__What the task asks__:
Write out every single entry exactly.
>>>
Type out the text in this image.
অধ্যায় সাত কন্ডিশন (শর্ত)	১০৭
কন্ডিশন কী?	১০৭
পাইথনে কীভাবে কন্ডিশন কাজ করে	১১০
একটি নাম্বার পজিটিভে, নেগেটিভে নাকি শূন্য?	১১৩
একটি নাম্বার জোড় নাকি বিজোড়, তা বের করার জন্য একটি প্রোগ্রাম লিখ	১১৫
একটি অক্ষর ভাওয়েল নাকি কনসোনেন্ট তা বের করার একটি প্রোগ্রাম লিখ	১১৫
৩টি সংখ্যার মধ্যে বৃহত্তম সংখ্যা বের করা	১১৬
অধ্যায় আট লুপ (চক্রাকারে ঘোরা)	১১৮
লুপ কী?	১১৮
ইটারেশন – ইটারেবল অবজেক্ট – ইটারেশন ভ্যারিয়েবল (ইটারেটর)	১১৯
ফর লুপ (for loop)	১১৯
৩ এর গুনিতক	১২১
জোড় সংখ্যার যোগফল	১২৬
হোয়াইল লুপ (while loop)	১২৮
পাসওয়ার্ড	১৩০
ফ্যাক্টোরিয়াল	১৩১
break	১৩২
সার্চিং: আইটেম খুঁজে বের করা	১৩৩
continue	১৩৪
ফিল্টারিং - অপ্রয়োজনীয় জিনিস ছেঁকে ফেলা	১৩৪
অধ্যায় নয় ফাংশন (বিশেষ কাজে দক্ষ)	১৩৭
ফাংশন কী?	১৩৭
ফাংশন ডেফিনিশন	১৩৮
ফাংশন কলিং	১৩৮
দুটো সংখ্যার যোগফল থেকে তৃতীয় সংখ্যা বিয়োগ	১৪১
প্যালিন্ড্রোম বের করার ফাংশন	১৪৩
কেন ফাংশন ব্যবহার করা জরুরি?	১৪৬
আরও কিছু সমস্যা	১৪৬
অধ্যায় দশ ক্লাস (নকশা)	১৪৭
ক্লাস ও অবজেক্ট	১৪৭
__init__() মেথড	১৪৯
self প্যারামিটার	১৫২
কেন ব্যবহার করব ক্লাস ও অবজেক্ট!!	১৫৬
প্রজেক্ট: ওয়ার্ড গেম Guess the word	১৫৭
<<<
__Exercise solution__:
Type out the text in this image.
অধ্যায় সাত কন্ডিশন (শর্ত)	১০৭
কন্ডিশন কী?	১০৭
পাইথনে কীভাবে কন্ডিশন কাজ করে	১১০
একটি নাম্বার পজিটিভে, নেগেটিভে নাকি শূন্য?	১১৩
একটি নাম্বার জোড় নাকি বিজোড়, তা বের করার জন্য একটি প্রোগ্রাম লিখ	১১৫
একটি অক্ষর ভাওয়েল নাকি কনসোনেন্ট তা বের করার একটি প্রোগ্রাম লিখ	১১৫
৩টি সংখ্যার মধ্যে বৃহত্তম সংখ্যা বের করা	১১৬
অধ্যায় আট লুপ (চক্রাকারে ঘোরা)	১১৮
লুপ কী?	১১৮
ইটারেশন – ইটারেবল অবজেক্ট – ইটারেশন ভ্যারিয়েবল (ইটারেটর)	১১৯
ফর লুপ (for loop)	১১৯
৩ এর গুনিতক	১২১
জোড় সংখ্যার যোগফল	১২৬
হোয়াইল লুপ (while loop)	১২৮
পাসওয়ার্ড	১৩০
ফ্যাক্টোরিয়াল	১৩১
break	১৩২
সার্চিং: আইটেম খুঁজে বের করা	১৩৩
continue	১৩৪
ফিল্টারিং - অপ্রয়োজনীয় জিনিস ছেঁকে ফেলা	১৩৪
অধ্যায় নয় ফাংশন (বিশেষ কাজে দক্ষ)	১৩৭
ফাংশন কী?	১৩৭
ফাংশন ডেফিনিশন	১৩৮
ফাংশন কলিং	১৩৮
দুটো সংখ্যার যোগফল থেকে তৃতীয় সংখ্যা বিয়োগ	১৪১
প্যালিন্ড্রোম বের করার ফাংশন	১৪৩
কেন ফাংশন ব্যবহার করা জরুরি?	১৪৬
আরও কিছু সমস্যা	১৪৬
অধ্যায় দশ ক্লাস (নকশা)	১৪৭
ক্লাস ও অবজেক্ট	১৪৭
__init__() মেথড	১৪৯
self প্যারামিটার	১৫২
কেন ব্যবহার করব ক্লাস ও অবজেক্ট!!	১৫৬
প্রজেক্ট: ওয়ার্ড গেম Guess the word	১৫৭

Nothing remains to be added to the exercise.